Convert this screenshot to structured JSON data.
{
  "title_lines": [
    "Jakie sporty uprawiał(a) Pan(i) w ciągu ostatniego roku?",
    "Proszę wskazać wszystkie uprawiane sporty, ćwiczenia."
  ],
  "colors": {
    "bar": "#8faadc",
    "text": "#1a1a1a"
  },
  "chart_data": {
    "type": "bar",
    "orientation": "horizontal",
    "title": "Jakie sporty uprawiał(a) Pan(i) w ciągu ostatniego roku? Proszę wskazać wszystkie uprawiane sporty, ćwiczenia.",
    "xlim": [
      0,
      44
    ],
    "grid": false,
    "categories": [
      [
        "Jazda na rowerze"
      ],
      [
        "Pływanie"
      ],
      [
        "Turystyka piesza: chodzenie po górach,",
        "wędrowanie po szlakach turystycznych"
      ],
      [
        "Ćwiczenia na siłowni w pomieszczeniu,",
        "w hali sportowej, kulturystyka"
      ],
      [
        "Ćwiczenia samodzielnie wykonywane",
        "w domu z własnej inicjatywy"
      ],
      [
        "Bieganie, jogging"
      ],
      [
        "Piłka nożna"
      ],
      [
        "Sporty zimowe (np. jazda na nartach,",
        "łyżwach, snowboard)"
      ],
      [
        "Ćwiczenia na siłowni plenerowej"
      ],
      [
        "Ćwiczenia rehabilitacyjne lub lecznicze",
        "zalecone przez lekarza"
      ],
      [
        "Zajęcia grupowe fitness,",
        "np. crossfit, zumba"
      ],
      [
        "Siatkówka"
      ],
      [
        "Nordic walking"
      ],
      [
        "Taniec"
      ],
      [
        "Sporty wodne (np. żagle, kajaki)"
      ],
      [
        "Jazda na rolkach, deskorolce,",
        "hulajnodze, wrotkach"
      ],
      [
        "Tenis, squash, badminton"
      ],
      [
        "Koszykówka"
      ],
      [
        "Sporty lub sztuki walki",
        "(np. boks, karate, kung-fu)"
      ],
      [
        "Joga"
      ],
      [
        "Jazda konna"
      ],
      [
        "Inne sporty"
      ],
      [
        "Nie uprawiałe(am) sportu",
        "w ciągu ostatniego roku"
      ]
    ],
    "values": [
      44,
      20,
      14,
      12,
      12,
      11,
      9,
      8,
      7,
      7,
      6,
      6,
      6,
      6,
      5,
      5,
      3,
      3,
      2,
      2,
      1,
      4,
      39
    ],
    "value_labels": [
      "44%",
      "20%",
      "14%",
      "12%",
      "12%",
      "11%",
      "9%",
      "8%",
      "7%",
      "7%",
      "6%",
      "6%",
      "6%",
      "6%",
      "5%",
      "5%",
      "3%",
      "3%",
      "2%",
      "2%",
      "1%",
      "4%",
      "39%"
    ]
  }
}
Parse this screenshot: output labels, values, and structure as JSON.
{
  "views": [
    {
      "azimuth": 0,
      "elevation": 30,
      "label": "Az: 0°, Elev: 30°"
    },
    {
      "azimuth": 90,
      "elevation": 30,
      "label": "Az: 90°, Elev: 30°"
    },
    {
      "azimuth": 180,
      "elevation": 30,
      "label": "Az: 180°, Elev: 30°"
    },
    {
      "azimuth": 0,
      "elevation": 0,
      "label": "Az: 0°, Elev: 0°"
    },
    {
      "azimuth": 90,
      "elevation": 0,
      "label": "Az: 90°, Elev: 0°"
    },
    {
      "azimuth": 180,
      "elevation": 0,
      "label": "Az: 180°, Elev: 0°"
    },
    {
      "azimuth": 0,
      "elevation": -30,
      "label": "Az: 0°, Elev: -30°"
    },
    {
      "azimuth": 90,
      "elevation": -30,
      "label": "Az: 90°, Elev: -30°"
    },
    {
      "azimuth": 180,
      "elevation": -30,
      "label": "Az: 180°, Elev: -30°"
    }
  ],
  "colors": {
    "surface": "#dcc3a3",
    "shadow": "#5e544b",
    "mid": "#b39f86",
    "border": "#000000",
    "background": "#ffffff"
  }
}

WHAT IS NEEDED> Reproduce the full listing exactly.

WRITTEN RESPONSE>
Convert this screenshot to structured JSON data.
{
  "title_lines": [
    "Jakie sporty uprawiał(a) Pan(i) w ciągu ostatniego roku?",
    "Proszę wskazać wszystkie uprawiane sporty, ćwiczenia."
  ],
  "colors": {
    "bar": "#8faadc",
    "text": "#1a1a1a"
  },
  "chart_data": {
    "type": "bar",
    "orientation": "horizontal",
    "title": "Jakie sporty uprawiał(a) Pan(i) w ciągu ostatniego roku? Proszę wskazać wszystkie uprawiane sporty, ćwiczenia.",
    "xlim": [
      0,
      44
    ],
    "grid": false,
    "categories": [
      [
        "Jazda na rowerze"
      ],
      [
        "Pływanie"
      ],
      [
        "Turystyka piesza: chodzenie po górach,",
        "wędrowanie po szlakach turystycznych"
      ],
      [
        "Ćwiczenia na siłowni w pomieszczeniu,",
        "w hali sportowej, kulturystyka"
      ],
      [
        "Ćwiczenia samodzielnie wykonywane",
        "w domu z własnej inicjatywy"
      ],
      [
        "Bieganie, jogging"
      ],
      [
        "Piłka nożna"
      ],
      [
        "Sporty zimowe (np. jazda na nartach,",
        "łyżwach, snowboard)"
      ],
      [
        "Ćwiczenia na siłowni plenerowej"
      ],
      [
        "Ćwiczenia rehabilitacyjne lub lecznicze",
        "zalecone przez lekarza"
      ],
      [
        "Zajęcia grupowe fitness,",
        "np. crossfit, zumba"
      ],
      [
        "Siatkówka"
      ],
      [
        "Nordic walking"
      ],
      [
        "Taniec"
      ],
      [
        "Sporty wodne (np. żagle, kajaki)"
      ],
      [
        "Jazda na rolkach, deskorolce,",
        "hulajnodze, wrotkach"
      ],
      [
        "Tenis, squash, badminton"
      ],
      [
        "Koszykówka"
      ],
      [
        "Sporty lub sztuki walki",
        "(np. boks, karate, kung-fu)"
      ],
      [
        "Joga"
      ],
      [
        "Jazda konna"
      ],
      [
        "Inne sporty"
      ],
      [
        "Nie uprawiałe(am) sportu",
        "w ciągu ostatniego roku"
      ]
    ],
    "values": [
      44,
      20,
      14,
      12,
      12,
      11,
      9,
      8,
      7,
      7,
      6,
      6,
      6,
      6,
      5,
      5,
      3,
      3,
      2,
      2,
      1,
      4,
      39
    ],
    "value_labels": [
      "44%",
      "20%",
      "14%",
      "12%",
      "12%",
      "11%",
      "9%",
      "8%",
      "7%",
      "7%",
      "6%",
      "6%",
      "6%",
      "6%",
      "5%",
      "5%",
      "3%",
      "3%",
      "2%",
      "2%",
      "1%",
      "4%",
      "39%"
    ]
  }
}
Parse this screenshot: output labels, values, and structure as JSON.
{
  "views": [
    {
      "azimuth": 0,
      "elevation": 30,
      "label": "Az: 0°, Elev: 30°"
    },
    {
      "azimuth": 90,
      "elevation": 30,
      "label": "Az: 90°, Elev: 30°"
    },
    {
      "azimuth": 180,
      "elevation": 30,
      "label": "Az: 180°, Elev: 30°"
    },
    {
      "azimuth": 0,
      "elevation": 0,
      "label": "Az: 0°, Elev: 0°"
    },
    {
      "azimuth": 90,
      "elevation": 0,
      "label": "Az: 90°, Elev: 0°"
    },
    {
      "azimuth": 180,
      "elevation": 0,
      "label": "Az: 180°, Elev: 0°"
    },
    {
      "azimuth": 0,
      "elevation": -30,
      "label": "Az: 0°, Elev: -30°"
    },
    {
      "azimuth": 90,
      "elevation": -30,
      "label": "Az: 90°, Elev: -30°"
    },
    {
      "azimuth": 180,
      "elevation": -30,
      "label": "Az: 180°, Elev: -30°"
    }
  ],
  "colors": {
    "surface": "#dcc3a3",
    "shadow": "#5e544b",
    "mid": "#b39f86",
    "border": "#000000",
    "background": "#ffffff"
  }
}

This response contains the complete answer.